▶ **Trecho**:
- - - - -

Brasil
vira provão de Lula
A passeata
de servidores públicos contra a reforma previdenciária
foi uma farsa -e a prova disso está em uma pesquisa
do IBGE divulgada no dia seguinte ao protesto.
Durante
a manifestação realizada na quarta-feira passada
em Brasília, os servidores atacaram o PT, acusando-o
de estar a serviço dos poderosos e contra os direitos
dos trabalhadores. Tentaram vender a idéia de que os
servidores representam o bem na guerra contra o mal do mercado.
Desfaz-se
rapidamente essa farsa, embalada pelos radicais do PT, com
a leitura da pesquisa do IBGE, que mostra que, sai governo,
entra governo, o nível de distribuição
de renda permanece igual. No topo da pirâmide, de acordo
com a pesquisa, aparecem -e não poderia ser diferente-
os patrões.
Mas, em
segundo lugar, estão os servidores civis e militares,
beneficiados por um rendimento bem superior à média
salarial dos trabalhadores. Apenas uma minoria deles será
obrigada a descontar o valor de suas aposentadorias caso a
reforma seja aprovada, corrigindo um óbvio absurdo:
o de viver, na aposentadoria, com um valor maior do que aquele
de que dispunha na ativa.
Além
de estarem no topo da pirâmide de renda, eles se aposentam
mais cedo, com o valor do salário integral, e aí
já não descontam mais imposto. De resto, vivem
uma estabilidade no emprego paradisíaca diante da insegurança
geral. O custo desse indiscutível privilégio
são os bilionários buracos no Orçamento
bancados pelo contribuinte.
Na sexta-feira,
soubemos que, apesar da "paradeira" econômica,
a arrecadação de impostos federais bateu um
recorde. Atingiu, em maio, R$ 22,1 bilhões. Não
é necessário ser um expert em questões
fiscais para suspeitar de que algo esteja doente em um país
em que os empresários lucram menos e se atolam em dívidas
e os trabalhadores ganham menos e perdem empregos, enquanto
o governo arrecada mais.
Nunca
a sociedade, onde estão aqueles que vivem a insegurança
do desemprego e da violência, transferiu tanto dinheiro
para seus governantes -essa é, de longe, a principal
questão política brasileira, e só não
explode por acomodação ou por ignorância
da classe média.
A combinação
da escassez de possibilidades com a abundância de expectativas
sociais deixará cada vez mais acuados tanto os grupos
empresariais que são ajudados com facilidades fiscais
e os segmentos financeiros que ganham dinheiro fácil
na crise como o próprio governo, incansável
sugador de recursos.
Novidade
mesmo é que essa descoberta venha sendo realizada,
no Brasil, pela esquerda, que começa a perceber que
rombos orçamentários para manter privilégios
públicos são tão graves para o bolso
do trabalhador como a taxa de juros.
Mais:
o que se imagina ser um direito nem sempre é a melhor
proteção do trabalhador. E acaba não
dando direito a nada. Assessores próximos do presidente
Lula admitem, ainda que reservadamente, que manter a inflexibilidade
dos direitos trabalhistas talvez não seja o melhor
caminho para gerar empregos e enfrentar a falta de recursos
da Previdência.

- - - - -

Registros de elementos e coordenadas:
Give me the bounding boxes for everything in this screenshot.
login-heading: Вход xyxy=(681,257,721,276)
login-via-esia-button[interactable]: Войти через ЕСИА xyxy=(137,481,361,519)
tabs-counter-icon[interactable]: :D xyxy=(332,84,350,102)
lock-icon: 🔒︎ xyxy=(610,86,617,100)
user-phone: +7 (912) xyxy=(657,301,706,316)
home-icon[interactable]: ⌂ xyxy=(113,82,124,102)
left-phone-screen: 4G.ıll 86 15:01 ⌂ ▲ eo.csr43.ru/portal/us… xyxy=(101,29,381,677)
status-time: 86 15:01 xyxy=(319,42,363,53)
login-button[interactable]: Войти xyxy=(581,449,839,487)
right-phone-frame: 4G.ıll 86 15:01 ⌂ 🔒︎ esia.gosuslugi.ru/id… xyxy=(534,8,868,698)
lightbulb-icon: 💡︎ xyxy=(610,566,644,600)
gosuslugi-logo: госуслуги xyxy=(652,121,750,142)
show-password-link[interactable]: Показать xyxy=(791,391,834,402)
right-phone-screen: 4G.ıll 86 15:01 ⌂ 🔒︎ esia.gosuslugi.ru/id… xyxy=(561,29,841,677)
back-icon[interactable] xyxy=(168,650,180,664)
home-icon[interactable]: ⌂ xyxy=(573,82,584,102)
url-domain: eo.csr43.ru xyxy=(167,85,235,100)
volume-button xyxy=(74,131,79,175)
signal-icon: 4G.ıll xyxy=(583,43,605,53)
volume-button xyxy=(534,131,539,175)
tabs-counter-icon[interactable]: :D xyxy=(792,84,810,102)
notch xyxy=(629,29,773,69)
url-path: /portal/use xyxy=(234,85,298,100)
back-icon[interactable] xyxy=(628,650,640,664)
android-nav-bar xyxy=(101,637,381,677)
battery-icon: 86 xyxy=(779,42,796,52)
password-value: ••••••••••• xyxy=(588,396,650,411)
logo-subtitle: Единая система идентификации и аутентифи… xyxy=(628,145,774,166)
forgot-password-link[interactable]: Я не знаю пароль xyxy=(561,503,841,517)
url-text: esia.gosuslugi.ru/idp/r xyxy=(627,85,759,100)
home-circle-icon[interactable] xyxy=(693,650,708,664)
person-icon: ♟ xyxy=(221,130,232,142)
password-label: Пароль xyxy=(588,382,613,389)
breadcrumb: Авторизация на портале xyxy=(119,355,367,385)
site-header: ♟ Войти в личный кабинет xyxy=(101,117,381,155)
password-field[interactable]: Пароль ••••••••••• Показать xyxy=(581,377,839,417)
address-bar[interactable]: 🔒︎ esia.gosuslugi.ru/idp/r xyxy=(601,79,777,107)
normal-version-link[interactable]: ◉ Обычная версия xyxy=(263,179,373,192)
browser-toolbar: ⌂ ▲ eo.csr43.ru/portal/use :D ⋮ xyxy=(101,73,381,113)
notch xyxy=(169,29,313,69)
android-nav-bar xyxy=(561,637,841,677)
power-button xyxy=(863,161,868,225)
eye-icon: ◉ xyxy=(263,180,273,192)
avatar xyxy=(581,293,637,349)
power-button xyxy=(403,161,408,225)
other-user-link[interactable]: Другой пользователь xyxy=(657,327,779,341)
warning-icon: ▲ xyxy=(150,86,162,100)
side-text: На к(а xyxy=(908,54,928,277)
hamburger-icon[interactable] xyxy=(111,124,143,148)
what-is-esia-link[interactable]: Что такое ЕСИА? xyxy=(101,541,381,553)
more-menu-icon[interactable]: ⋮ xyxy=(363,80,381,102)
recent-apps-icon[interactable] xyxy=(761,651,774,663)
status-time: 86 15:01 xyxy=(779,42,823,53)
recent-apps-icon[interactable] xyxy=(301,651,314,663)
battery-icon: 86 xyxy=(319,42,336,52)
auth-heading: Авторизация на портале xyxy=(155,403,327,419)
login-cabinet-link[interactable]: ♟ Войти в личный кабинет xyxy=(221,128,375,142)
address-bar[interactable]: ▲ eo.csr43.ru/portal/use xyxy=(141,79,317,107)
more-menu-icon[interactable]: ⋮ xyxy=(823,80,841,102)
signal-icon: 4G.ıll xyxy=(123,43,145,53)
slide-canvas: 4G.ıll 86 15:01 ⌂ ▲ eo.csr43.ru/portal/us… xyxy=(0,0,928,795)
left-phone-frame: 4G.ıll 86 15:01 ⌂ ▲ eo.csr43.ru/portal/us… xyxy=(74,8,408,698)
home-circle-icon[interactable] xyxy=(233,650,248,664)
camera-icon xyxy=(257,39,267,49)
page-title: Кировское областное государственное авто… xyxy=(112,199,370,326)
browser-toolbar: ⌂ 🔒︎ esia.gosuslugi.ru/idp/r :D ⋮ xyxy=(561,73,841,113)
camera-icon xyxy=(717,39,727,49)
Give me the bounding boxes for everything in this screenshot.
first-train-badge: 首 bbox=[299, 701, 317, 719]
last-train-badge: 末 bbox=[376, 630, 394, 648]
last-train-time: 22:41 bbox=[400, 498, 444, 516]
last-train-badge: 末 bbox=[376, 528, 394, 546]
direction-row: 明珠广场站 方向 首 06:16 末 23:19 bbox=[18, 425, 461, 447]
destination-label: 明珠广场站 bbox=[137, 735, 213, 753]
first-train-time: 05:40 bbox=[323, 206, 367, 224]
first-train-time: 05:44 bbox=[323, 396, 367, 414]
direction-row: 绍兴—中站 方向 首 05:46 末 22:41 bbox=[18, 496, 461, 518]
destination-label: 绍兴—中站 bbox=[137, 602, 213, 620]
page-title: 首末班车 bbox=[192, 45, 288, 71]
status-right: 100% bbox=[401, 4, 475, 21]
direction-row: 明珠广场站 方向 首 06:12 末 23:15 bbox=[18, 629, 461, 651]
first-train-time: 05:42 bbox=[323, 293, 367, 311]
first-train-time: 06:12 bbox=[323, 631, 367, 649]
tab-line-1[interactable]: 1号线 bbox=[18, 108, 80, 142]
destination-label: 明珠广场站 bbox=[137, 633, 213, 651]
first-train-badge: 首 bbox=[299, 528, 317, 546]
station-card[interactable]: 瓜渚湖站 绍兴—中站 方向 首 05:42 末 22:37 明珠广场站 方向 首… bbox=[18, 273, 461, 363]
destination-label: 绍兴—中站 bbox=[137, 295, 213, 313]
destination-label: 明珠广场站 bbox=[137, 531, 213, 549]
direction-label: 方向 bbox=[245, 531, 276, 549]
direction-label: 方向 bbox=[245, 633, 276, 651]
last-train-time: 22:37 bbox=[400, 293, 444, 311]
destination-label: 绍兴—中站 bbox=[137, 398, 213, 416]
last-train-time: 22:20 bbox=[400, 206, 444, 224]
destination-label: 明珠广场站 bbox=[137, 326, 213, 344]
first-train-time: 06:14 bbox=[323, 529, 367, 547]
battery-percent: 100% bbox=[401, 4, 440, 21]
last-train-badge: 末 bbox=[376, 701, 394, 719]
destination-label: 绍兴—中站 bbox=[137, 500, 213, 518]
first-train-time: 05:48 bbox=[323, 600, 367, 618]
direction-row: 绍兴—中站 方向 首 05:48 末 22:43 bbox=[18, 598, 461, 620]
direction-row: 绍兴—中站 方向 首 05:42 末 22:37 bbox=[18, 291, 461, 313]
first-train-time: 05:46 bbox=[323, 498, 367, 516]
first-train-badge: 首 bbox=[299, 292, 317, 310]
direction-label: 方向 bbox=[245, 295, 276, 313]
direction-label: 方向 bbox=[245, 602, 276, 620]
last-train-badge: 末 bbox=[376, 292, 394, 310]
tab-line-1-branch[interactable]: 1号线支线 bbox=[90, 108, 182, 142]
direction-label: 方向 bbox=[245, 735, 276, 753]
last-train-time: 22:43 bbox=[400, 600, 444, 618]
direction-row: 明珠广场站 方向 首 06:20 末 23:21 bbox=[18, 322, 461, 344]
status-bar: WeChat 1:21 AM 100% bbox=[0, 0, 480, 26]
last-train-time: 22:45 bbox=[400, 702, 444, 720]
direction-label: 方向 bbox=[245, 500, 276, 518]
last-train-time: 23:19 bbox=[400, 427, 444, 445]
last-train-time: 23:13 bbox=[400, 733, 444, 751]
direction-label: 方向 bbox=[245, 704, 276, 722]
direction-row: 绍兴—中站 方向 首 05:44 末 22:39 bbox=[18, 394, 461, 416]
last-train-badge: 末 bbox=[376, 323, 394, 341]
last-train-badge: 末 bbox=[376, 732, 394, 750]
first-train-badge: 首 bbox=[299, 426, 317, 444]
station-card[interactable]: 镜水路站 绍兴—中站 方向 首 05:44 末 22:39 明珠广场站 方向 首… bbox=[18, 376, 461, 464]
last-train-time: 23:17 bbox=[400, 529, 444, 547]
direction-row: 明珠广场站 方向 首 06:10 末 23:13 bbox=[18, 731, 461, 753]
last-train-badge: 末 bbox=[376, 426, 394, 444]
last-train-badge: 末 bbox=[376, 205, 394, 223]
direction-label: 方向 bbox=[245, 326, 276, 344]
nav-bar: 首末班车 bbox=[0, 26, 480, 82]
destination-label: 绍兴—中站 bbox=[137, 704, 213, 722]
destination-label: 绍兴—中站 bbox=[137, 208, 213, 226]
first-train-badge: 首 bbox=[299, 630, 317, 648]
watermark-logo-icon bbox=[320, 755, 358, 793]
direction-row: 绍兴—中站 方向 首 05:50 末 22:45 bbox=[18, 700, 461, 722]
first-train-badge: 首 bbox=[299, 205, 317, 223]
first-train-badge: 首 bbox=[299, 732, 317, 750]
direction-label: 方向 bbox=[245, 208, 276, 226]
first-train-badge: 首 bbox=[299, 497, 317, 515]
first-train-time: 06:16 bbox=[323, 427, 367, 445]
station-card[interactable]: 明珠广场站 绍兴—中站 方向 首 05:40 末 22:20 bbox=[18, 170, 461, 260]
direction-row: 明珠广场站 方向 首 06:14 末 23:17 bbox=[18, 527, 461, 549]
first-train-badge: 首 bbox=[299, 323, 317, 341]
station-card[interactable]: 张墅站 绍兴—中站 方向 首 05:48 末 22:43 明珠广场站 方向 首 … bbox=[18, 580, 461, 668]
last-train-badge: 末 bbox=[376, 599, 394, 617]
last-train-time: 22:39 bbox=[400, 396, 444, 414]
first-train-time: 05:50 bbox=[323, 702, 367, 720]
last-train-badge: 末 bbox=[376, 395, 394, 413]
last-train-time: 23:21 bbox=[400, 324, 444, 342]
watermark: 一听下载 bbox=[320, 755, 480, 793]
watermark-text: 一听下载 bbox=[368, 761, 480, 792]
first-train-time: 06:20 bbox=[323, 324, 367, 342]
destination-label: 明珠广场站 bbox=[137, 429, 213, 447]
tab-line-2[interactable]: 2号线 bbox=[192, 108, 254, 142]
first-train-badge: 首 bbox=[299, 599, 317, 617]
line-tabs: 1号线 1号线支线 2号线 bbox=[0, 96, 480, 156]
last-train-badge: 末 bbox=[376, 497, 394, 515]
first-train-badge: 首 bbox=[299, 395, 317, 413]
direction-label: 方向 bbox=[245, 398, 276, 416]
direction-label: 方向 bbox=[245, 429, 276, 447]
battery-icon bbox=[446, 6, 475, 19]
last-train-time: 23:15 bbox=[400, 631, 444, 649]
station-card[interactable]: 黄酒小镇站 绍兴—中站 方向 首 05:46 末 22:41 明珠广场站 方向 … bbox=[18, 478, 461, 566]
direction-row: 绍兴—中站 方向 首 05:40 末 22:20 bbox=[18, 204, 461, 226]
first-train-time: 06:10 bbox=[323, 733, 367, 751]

- - - - -

▶ **Tarefas a cumprir**:
A. Reescreva o trecho de "A combinação" até "sugador de recursos.", trocando "acuados" por "pressionados".
B. Liste todos os grupos que, segundo o trecho, a combinação da escassez de possibilidades com a abundância de expectativas sociais deixará cada vez mais acuados.
Não é preciso consultar os registros.

▶ **Resultados**:
A.
A combinação
da escassez de possibilidades com a abundância de expectativas
sociais deixará cada vez mais pressionados tanto os grupos
empresariais que são ajudados com facilidades fiscais
e os segmentos financeiros que ganham dinheiro fácil
na crise como o próprio governo, incansável
sugador de recursos.

B.
- os grupos empresariais que são ajudados com facilidades fiscais
- os segmentos financeiros que ganham dinheiro fácil na crise
- o próprio governo, incansável sugador de recursos